_PROVIDED RECORDS_.
========================================
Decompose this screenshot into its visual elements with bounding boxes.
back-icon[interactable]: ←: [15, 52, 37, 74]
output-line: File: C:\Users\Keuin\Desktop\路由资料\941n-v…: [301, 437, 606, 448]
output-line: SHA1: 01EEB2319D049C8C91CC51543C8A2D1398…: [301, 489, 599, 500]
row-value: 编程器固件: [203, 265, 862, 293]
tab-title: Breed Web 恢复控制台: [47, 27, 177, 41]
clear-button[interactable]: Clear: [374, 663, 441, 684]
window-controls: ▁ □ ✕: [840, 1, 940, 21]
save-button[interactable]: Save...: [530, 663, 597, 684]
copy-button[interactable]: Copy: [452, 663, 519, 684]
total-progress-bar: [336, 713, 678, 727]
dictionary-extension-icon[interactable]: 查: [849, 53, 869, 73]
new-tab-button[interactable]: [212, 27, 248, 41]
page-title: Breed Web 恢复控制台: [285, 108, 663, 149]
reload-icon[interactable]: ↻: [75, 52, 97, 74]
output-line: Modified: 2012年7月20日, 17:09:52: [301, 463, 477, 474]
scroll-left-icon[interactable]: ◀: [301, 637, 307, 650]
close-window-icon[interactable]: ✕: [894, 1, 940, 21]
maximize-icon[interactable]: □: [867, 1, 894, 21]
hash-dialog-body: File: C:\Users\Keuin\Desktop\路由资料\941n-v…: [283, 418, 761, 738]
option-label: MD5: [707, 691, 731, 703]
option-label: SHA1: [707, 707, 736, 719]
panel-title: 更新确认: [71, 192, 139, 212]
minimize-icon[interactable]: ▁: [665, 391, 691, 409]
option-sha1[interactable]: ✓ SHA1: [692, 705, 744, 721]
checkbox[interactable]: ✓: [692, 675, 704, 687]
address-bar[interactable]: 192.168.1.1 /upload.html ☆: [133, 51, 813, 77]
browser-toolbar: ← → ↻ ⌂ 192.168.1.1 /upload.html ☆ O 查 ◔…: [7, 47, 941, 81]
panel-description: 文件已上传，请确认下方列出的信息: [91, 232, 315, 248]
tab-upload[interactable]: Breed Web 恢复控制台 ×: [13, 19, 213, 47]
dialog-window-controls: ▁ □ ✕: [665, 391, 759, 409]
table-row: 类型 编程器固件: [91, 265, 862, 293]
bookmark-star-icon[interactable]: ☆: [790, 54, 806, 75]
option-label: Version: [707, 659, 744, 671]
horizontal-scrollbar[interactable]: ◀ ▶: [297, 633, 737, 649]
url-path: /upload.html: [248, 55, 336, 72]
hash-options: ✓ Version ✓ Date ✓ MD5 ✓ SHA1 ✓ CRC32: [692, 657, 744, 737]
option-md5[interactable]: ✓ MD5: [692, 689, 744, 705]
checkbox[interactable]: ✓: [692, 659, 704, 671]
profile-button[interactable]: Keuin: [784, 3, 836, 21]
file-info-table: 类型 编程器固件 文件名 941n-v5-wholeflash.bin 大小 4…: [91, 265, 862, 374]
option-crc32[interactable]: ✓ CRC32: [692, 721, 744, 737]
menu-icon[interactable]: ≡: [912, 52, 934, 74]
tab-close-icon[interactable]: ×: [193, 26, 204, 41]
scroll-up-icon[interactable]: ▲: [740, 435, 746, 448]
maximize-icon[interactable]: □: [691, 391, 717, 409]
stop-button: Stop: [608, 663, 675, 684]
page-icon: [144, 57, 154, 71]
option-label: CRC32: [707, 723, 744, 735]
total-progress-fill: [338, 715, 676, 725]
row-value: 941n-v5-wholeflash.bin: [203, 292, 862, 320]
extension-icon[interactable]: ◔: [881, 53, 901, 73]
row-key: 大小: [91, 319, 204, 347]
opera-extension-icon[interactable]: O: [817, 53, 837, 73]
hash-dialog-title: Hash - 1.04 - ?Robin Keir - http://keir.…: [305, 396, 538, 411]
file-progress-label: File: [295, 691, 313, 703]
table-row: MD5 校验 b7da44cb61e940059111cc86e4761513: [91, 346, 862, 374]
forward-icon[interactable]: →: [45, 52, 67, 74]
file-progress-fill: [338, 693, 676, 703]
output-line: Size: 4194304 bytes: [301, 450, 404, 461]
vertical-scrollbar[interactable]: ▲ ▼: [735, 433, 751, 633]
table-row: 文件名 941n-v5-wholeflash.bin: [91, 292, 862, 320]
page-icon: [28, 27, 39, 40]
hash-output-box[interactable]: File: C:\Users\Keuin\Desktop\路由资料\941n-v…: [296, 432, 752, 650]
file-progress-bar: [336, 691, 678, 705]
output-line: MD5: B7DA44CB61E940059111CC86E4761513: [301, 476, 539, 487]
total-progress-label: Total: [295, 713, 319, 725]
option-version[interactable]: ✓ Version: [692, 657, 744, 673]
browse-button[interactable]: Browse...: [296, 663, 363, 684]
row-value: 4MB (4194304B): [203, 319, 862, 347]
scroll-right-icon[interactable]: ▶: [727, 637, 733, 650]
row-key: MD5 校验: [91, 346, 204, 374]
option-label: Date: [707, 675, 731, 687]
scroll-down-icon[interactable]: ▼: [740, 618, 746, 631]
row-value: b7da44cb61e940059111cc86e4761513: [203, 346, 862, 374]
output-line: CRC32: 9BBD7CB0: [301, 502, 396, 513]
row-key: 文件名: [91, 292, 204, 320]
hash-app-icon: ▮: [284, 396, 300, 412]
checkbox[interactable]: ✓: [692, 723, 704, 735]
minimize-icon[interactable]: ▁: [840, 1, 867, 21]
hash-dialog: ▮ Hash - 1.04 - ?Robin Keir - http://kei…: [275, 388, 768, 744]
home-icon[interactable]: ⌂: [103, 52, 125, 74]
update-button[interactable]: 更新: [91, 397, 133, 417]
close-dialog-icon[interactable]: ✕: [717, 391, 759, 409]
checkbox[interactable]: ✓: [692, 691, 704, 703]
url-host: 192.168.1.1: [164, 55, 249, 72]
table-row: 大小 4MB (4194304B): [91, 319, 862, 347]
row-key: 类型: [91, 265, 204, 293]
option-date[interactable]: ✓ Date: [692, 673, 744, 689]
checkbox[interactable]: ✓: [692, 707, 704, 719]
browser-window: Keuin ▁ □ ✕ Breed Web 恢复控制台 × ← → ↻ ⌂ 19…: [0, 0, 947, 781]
========================================
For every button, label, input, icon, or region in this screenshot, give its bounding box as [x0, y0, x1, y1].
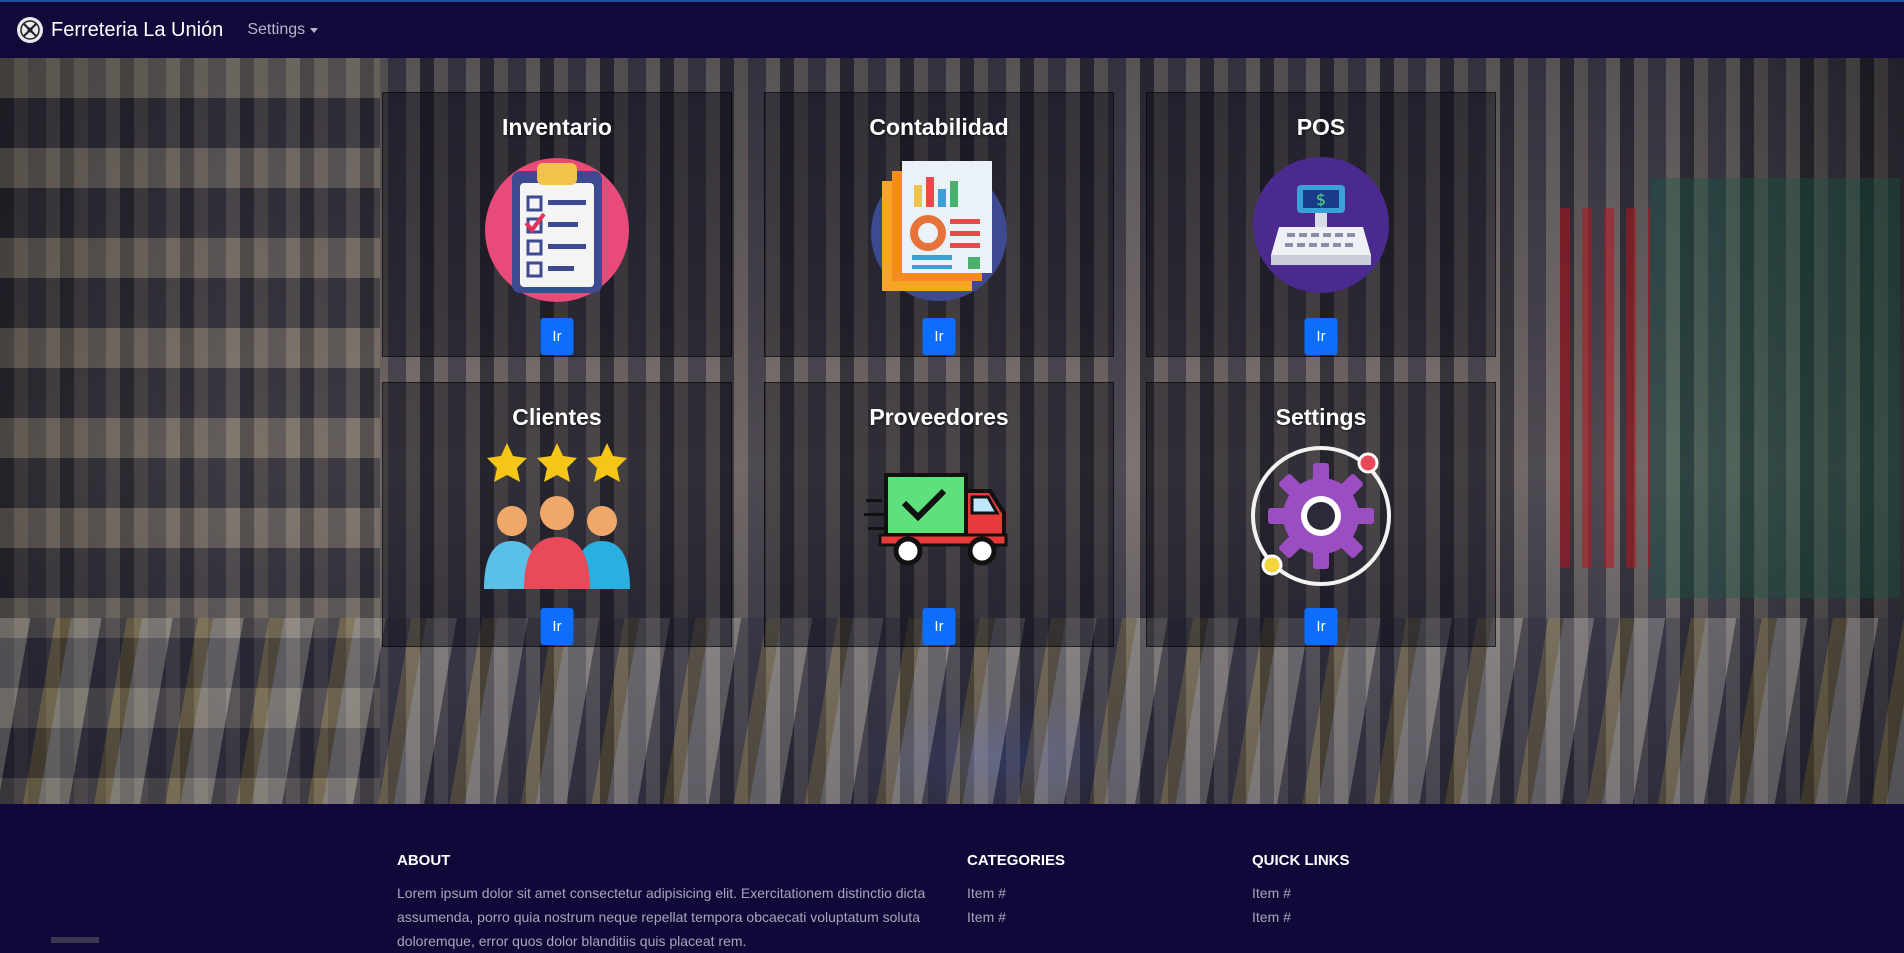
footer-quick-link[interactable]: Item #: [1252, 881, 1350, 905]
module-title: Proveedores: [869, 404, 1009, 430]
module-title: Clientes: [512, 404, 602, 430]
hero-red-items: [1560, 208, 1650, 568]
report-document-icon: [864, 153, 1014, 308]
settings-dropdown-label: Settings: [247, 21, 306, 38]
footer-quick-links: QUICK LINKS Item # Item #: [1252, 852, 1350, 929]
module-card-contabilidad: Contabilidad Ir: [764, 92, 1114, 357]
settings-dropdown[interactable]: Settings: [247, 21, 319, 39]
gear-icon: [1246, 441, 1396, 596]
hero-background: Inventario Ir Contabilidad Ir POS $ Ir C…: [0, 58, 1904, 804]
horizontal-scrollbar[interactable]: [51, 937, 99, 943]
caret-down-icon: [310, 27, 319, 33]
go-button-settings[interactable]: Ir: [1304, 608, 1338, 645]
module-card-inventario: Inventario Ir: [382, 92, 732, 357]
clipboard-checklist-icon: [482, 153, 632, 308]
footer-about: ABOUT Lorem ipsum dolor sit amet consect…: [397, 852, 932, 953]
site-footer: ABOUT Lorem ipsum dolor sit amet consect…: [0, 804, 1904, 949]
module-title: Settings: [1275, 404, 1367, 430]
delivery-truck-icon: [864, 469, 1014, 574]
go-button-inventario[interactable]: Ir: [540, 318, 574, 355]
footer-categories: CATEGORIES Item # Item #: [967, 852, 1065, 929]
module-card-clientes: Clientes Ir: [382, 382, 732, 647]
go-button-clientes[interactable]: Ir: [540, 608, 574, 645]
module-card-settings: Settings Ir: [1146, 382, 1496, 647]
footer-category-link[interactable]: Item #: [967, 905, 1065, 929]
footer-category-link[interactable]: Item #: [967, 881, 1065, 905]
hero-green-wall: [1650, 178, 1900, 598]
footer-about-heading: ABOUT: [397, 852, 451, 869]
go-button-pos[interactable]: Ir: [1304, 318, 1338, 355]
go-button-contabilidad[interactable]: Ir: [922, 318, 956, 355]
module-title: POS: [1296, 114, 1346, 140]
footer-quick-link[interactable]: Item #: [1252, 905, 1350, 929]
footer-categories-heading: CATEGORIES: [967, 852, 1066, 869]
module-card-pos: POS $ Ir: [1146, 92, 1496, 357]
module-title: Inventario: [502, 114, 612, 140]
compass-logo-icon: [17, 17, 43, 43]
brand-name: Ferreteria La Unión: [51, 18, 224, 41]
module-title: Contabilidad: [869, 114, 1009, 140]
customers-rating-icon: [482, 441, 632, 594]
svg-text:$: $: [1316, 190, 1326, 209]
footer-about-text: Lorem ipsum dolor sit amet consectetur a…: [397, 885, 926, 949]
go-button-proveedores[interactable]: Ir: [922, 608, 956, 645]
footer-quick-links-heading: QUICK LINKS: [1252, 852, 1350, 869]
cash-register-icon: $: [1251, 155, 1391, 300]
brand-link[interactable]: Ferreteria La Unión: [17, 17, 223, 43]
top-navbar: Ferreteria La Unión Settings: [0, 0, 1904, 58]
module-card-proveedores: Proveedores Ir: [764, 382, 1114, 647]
========================================
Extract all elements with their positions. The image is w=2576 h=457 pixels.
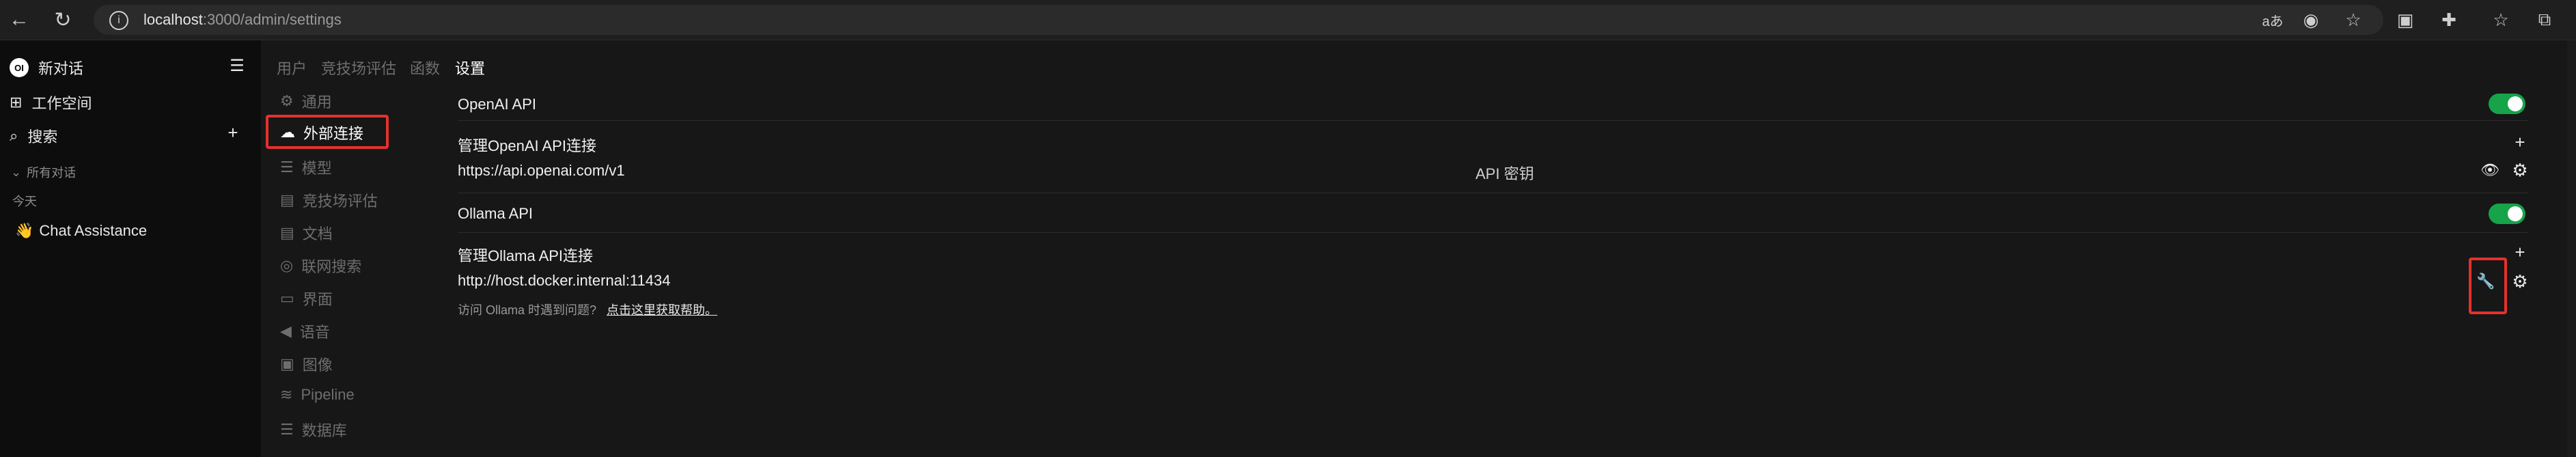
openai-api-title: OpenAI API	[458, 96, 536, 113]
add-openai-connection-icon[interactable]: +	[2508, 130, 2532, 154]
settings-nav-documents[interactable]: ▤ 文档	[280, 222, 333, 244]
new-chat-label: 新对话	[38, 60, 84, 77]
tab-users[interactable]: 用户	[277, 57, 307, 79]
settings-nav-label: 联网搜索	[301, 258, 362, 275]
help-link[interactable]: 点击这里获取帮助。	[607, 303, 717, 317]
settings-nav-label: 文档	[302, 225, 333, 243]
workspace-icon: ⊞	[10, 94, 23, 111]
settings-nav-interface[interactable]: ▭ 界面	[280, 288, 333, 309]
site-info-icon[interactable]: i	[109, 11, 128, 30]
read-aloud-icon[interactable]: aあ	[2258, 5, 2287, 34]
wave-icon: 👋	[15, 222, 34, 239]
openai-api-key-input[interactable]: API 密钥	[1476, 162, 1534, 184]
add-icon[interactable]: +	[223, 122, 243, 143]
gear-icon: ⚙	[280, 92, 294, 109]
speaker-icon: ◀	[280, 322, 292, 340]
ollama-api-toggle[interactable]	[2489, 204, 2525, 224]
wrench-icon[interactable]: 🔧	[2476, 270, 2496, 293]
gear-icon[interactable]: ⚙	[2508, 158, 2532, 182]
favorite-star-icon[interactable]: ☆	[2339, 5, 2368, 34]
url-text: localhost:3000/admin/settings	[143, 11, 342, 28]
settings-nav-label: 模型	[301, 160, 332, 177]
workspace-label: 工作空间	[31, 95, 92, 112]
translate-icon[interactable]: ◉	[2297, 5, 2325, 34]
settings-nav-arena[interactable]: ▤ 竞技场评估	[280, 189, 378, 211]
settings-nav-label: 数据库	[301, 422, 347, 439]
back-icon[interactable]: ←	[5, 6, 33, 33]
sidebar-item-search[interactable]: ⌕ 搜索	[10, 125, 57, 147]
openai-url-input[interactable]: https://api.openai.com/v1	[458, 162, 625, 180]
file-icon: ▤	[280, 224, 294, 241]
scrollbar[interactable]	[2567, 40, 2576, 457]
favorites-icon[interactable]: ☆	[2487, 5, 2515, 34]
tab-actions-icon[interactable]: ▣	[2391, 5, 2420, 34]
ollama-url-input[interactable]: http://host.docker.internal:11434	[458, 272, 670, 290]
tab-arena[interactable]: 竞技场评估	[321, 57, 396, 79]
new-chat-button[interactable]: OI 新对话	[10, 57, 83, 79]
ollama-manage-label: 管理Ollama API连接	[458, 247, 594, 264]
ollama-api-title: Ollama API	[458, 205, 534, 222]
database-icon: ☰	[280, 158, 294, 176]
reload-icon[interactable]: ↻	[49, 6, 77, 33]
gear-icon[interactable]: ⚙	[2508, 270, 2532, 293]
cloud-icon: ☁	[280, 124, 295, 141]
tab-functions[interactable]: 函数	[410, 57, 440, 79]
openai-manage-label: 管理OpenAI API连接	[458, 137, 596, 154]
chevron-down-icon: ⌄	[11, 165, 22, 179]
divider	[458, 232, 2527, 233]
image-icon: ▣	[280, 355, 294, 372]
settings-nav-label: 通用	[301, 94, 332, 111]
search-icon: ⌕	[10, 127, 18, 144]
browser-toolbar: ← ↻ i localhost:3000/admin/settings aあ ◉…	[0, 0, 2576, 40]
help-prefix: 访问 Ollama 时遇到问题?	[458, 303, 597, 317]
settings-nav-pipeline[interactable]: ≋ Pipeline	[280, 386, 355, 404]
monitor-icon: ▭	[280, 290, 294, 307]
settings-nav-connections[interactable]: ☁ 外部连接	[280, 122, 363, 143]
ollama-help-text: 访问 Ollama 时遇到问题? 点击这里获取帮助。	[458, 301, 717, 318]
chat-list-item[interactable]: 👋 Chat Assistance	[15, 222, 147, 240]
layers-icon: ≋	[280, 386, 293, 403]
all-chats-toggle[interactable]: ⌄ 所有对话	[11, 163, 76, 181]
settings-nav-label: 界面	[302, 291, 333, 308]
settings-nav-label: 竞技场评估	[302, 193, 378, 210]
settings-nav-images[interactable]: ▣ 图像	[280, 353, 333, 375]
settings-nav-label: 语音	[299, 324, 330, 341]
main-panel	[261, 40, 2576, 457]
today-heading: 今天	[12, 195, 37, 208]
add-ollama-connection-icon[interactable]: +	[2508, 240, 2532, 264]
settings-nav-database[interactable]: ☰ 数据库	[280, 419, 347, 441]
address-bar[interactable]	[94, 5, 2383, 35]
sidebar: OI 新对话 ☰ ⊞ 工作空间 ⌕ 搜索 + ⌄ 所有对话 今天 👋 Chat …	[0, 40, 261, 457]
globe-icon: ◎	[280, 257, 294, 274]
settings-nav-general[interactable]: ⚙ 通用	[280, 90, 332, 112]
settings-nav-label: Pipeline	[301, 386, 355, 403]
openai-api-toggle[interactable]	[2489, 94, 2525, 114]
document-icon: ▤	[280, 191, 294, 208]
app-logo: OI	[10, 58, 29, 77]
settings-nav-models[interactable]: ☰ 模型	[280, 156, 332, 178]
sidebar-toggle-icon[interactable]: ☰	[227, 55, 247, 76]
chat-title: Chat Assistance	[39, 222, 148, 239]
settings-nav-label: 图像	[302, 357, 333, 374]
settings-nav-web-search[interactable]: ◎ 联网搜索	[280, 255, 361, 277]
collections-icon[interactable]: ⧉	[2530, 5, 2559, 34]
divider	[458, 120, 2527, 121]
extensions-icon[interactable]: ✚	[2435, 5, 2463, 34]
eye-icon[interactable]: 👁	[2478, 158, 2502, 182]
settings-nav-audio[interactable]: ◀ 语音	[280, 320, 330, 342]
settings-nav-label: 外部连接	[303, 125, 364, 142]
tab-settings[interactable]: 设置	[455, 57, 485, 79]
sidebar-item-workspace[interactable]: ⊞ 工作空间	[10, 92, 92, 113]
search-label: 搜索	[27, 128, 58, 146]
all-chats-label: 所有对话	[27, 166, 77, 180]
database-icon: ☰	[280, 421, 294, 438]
========================================
_TASK REQUIREMENTS_. In the records, find every line containing the string "API连接" and copy each one out, treating case as significant.

_EXERCISE RESPONSE_.
ollama-manage-label: 管理Ollama API连接	[458, 247, 594, 264]
openai-manage-label: 管理OpenAI API连接	[458, 137, 596, 154]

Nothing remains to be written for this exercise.